■ AIM: Collect all lines from the records below that include the word "national".

■ DATASET:
##############################

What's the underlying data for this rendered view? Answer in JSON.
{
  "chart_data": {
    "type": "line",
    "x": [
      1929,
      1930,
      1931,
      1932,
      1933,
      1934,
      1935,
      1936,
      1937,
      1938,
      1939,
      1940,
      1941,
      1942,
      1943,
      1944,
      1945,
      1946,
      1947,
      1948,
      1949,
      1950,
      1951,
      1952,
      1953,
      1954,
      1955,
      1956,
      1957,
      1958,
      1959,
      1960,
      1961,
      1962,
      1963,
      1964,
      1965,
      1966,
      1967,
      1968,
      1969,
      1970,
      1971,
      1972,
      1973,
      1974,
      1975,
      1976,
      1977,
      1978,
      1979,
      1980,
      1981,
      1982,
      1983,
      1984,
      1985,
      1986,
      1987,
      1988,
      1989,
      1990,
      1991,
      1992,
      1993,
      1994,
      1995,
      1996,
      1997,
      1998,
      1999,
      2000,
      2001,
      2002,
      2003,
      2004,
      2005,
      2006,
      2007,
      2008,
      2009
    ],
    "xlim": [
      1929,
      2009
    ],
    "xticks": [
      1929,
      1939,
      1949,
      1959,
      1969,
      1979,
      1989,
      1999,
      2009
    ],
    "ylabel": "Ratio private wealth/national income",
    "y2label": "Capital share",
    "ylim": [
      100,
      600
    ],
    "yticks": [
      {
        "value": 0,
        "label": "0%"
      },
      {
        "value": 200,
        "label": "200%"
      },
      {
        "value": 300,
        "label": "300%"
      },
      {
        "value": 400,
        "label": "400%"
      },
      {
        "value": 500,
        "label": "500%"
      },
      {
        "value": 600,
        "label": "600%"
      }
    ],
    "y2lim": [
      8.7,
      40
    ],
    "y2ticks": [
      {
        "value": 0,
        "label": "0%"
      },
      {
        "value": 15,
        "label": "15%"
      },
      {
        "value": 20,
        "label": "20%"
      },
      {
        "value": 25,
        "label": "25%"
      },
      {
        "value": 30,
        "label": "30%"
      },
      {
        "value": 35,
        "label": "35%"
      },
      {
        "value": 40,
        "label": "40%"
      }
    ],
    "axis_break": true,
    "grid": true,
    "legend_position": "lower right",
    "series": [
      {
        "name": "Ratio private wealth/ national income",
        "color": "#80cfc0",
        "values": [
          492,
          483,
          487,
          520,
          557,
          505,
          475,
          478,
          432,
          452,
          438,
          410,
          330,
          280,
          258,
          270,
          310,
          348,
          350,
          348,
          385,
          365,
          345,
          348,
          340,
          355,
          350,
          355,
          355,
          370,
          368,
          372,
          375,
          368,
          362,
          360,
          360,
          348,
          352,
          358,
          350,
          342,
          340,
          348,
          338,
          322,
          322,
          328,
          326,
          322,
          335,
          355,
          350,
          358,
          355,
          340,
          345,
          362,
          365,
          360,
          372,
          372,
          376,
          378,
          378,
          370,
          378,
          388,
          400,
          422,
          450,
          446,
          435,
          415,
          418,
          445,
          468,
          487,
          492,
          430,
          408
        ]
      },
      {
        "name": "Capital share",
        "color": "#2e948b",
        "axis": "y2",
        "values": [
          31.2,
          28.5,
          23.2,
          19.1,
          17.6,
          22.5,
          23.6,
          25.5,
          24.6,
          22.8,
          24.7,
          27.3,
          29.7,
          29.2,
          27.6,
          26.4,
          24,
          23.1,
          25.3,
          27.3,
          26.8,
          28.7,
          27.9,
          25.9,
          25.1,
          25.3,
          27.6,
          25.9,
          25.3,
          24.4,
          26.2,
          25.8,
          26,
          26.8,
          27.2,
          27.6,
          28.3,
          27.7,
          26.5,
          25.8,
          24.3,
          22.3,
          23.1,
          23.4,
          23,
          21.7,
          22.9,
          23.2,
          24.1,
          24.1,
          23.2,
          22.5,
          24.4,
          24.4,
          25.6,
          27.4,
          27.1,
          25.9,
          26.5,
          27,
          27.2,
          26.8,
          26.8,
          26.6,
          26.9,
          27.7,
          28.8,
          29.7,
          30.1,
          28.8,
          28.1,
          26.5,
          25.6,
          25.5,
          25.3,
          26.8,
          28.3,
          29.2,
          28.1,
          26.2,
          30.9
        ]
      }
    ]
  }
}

##############################

■ FULL OUTPUT:
    "ylabel": "Ratio private wealth/national income",
        "name": "Ratio private wealth/ national income",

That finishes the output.